[BEGIN Record list]

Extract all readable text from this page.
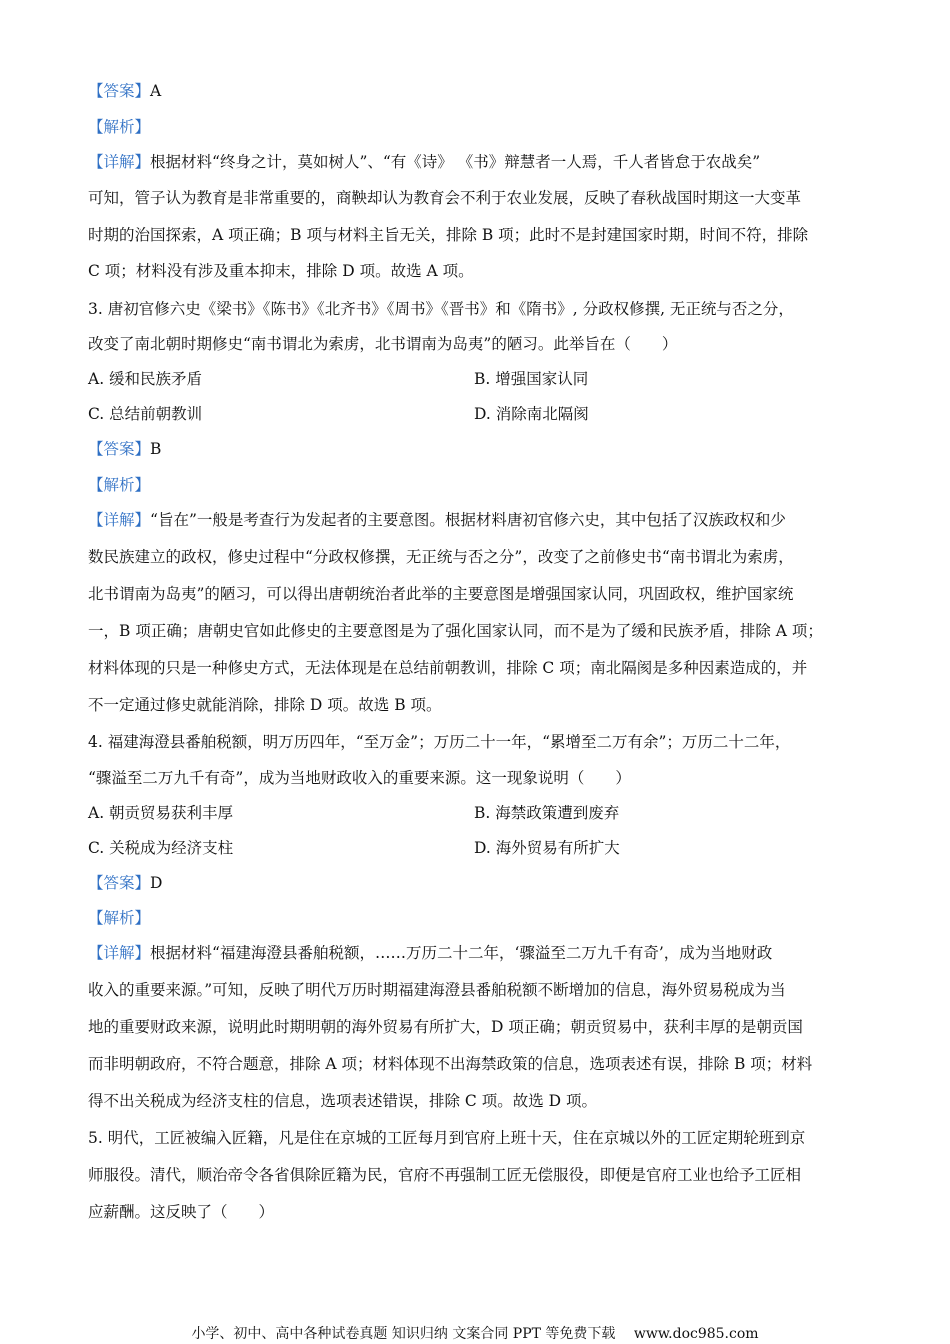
【答案】A
【解析】
【详解】根据材料“终身之计，莫如树人”、“有《诗》 《书》辩慧者一人焉，千人者皆怠于农战矣”
可知，管子认为教育是非常重要的，商鞅却认为教育会不利于农业发展，反映了春秋战国时期这一大变革
时期的治国探索，A 项正确；B 项与材料主旨无关，排除 B 项；此时不是封建国家时期，时间不符，排除
C 项；材料没有涉及重本抑末，排除 D 项。故选 A 项。
3. 唐初官修六史《梁书》《陈书》《北齐书》《周书》《晋书》和《隋书》, 分政权修撰, 无正统与否之分，
改变了南北朝时期修史“南书谓北为索虏，北书谓南为岛夷”的陋习。此举旨在（　　）
A. 缓和民族矛盾	B. 增强国家认同
C. 总结前朝教训	D. 消除南北隔阂
【答案】B
【解析】
【详解】“旨在”一般是考查行为发起者的主要意图。根据材料唐初官修六史，其中包括了汉族政权和少
数民族建立的政权，修史过程中“分政权修撰，无正统与否之分”，改变了之前修史书“南书谓北为索虏，
北书谓南为岛夷”的陋习，可以得出唐朝统治者此举的主要意图是增强国家认同，巩固政权，维护国家统
一，B 项正确；唐朝史官如此修史的主要意图是为了强化国家认同，而不是为了缓和民族矛盾，排除 A 项；
材料体现的只是一种修史方式，无法体现是在总结前朝教训，排除 C 项；南北隔阂是多种因素造成的，并
不一定通过修史就能消除，排除 D 项。故选 B 项。
4. 福建海澄县番舶税额，明万历四年，“至万金”；万历二十一年，“累增至二万有余”；万历二十二年，
“骤溢至二万九千有奇”，成为当地财政收入的重要来源。这一现象说明（　　）
A. 朝贡贸易获利丰厚	B. 海禁政策遭到废弃
C. 关税成为经济支柱	D. 海外贸易有所扩大
【答案】D
【解析】
【详解】根据材料“福建海澄县番舶税额，……万历二十二年，‘骤溢至二万九千有奇’，成为当地财政
收入的重要来源。”可知，反映了明代万历时期福建海澄县番舶税额不断增加的信息，海外贸易税成为当
地的重要财政来源，说明此时期明朝的海外贸易有所扩大，D 项正确；朝贡贸易中，获利丰厚的是朝贡国
而非明朝政府，不符合题意，排除 A 项；材料体现不出海禁政策的信息，选项表述有误，排除 B 项；材料
得不出关税成为经济支柱的信息，选项表述错误，排除 C 项。故选 D 项。
5. 明代，工匠被编入匠籍，凡是住在京城的工匠每月到官府上班十天，住在京城以外的工匠定期轮班到京
师服役。清代，顺治帝令各省俱除匠籍为民，官府不再强制工匠无偿服役，即便是官府工业也给予工匠相
应薪酬。这反映了（　　）
小学、初中、高中各种试卷真题 知识归纳 文案合同 PPT 等免费下载　 www.doc985.com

[END Record list]

> _What is being asked_:
Return the listing above unchanged, apart from dropping its pictures.

> _Task response_:
Extract all readable text from this page.
【答案】A
【解析】
【详解】根据材料“终身之计，莫如树人”、“有《诗》 《书》辩慧者一人焉，千人者皆怠于农战矣”
可知，管子认为教育是非常重要的，商鞅却认为教育会不利于农业发展，反映了春秋战国时期这一大变革
时期的治国探索，A 项正确；B 项与材料主旨无关，排除 B 项；此时不是封建国家时期，时间不符，排除
C 项；材料没有涉及重本抑末，排除 D 项。故选 A 项。
3. 唐初官修六史《梁书》《陈书》《北齐书》《周书》《晋书》和《隋书》, 分政权修撰, 无正统与否之分，
改变了南北朝时期修史“南书谓北为索虏，北书谓南为岛夷”的陋习。此举旨在（　　）
A. 缓和民族矛盾	B. 增强国家认同
C. 总结前朝教训	D. 消除南北隔阂
【答案】B
【解析】
【详解】“旨在”一般是考查行为发起者的主要意图。根据材料唐初官修六史，其中包括了汉族政权和少
数民族建立的政权，修史过程中“分政权修撰，无正统与否之分”，改变了之前修史书“南书谓北为索虏，
北书谓南为岛夷”的陋习，可以得出唐朝统治者此举的主要意图是增强国家认同，巩固政权，维护国家统
一，B 项正确；唐朝史官如此修史的主要意图是为了强化国家认同，而不是为了缓和民族矛盾，排除 A 项；
材料体现的只是一种修史方式，无法体现是在总结前朝教训，排除 C 项；南北隔阂是多种因素造成的，并
不一定通过修史就能消除，排除 D 项。故选 B 项。
4. 福建海澄县番舶税额，明万历四年，“至万金”；万历二十一年，“累增至二万有余”；万历二十二年，
“骤溢至二万九千有奇”，成为当地财政收入的重要来源。这一现象说明（　　）
A. 朝贡贸易获利丰厚	B. 海禁政策遭到废弃
C. 关税成为经济支柱	D. 海外贸易有所扩大
【答案】D
【解析】
【详解】根据材料“福建海澄县番舶税额，……万历二十二年，‘骤溢至二万九千有奇’，成为当地财政
收入的重要来源。”可知，反映了明代万历时期福建海澄县番舶税额不断增加的信息，海外贸易税成为当
地的重要财政来源，说明此时期明朝的海外贸易有所扩大，D 项正确；朝贡贸易中，获利丰厚的是朝贡国
而非明朝政府，不符合题意，排除 A 项；材料体现不出海禁政策的信息，选项表述有误，排除 B 项；材料
得不出关税成为经济支柱的信息，选项表述错误，排除 C 项。故选 D 项。
5. 明代，工匠被编入匠籍，凡是住在京城的工匠每月到官府上班十天，住在京城以外的工匠定期轮班到京
师服役。清代，顺治帝令各省俱除匠籍为民，官府不再强制工匠无偿服役，即便是官府工业也给予工匠相
应薪酬。这反映了（　　）
小学、初中、高中各种试卷真题 知识归纳 文案合同 PPT 等免费下载　 www.doc985.com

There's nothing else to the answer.